### [Directive]
Make an exact copy of the lines, leaving the pictures out.

Data records:
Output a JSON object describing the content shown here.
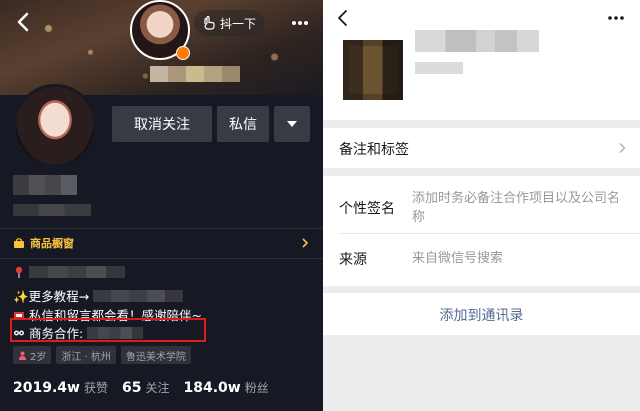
{
  "colors": {
    "dark_bg": "#161823",
    "button_bg": "#393b44",
    "shop_accent": "#f7c33d",
    "highlight_box": "#e11a1a",
    "wechat_link": "#576b95",
    "wechat_bg": "#ededed"
  },
  "left": {
    "shake_label": "抖一下",
    "unfollow_label": "取消关注",
    "message_label": "私信",
    "shop_label": "商品橱窗",
    "bio": {
      "line2": "✨更多教程→",
      "line3": "私信和留言都会看！感谢陪伴~",
      "business_label": "商务合作:"
    },
    "tags": {
      "age": "2岁",
      "location": "浙江 · 杭州",
      "school": "鲁迅美术学院"
    },
    "stats": {
      "likes_value": "2019.4w",
      "likes_label": "获赞",
      "following_value": "65",
      "following_label": "关注",
      "followers_value": "184.0w",
      "followers_label": "粉丝"
    },
    "icons": [
      "back-arrow-icon",
      "hand-shake-icon",
      "more-dots-icon",
      "dropdown-triangle-icon",
      "shop-icon",
      "chevron-right-icon",
      "person-icon"
    ]
  },
  "right": {
    "remark_label": "备注和标签",
    "signature_label": "个性签名",
    "signature_value": "添加时务必备注合作项目以及公司名称",
    "source_label": "来源",
    "source_value": "来自微信号搜索",
    "add_contact_label": "添加到通讯录",
    "icons": [
      "back-arrow-icon",
      "more-dots-icon",
      "chevron-right-icon"
    ]
  }
}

### [Exercise solution]
Output a JSON object describing the content shown here.
{
  "colors": {
    "dark_bg": "#161823",
    "button_bg": "#393b44",
    "shop_accent": "#f7c33d",
    "highlight_box": "#e11a1a",
    "wechat_link": "#576b95",
    "wechat_bg": "#ededed"
  },
  "left": {
    "shake_label": "抖一下",
    "unfollow_label": "取消关注",
    "message_label": "私信",
    "shop_label": "商品橱窗",
    "bio": {
      "line2": "✨更多教程→",
      "line3": "私信和留言都会看！感谢陪伴~",
      "business_label": "商务合作:"
    },
    "tags": {
      "age": "2岁",
      "location": "浙江 · 杭州",
      "school": "鲁迅美术学院"
    },
    "stats": {
      "likes_value": "2019.4w",
      "likes_label": "获赞",
      "following_value": "65",
      "following_label": "关注",
      "followers_value": "184.0w",
      "followers_label": "粉丝"
    },
    "icons": [
      "back-arrow-icon",
      "hand-shake-icon",
      "more-dots-icon",
      "dropdown-triangle-icon",
      "shop-icon",
      "chevron-right-icon",
      "person-icon"
    ]
  },
  "right": {
    "remark_label": "备注和标签",
    "signature_label": "个性签名",
    "signature_value": "添加时务必备注合作项目以及公司名称",
    "source_label": "来源",
    "source_value": "来自微信号搜索",
    "add_contact_label": "添加到通讯录",
    "icons": [
      "back-arrow-icon",
      "more-dots-icon",
      "chevron-right-icon"
    ]
  }
}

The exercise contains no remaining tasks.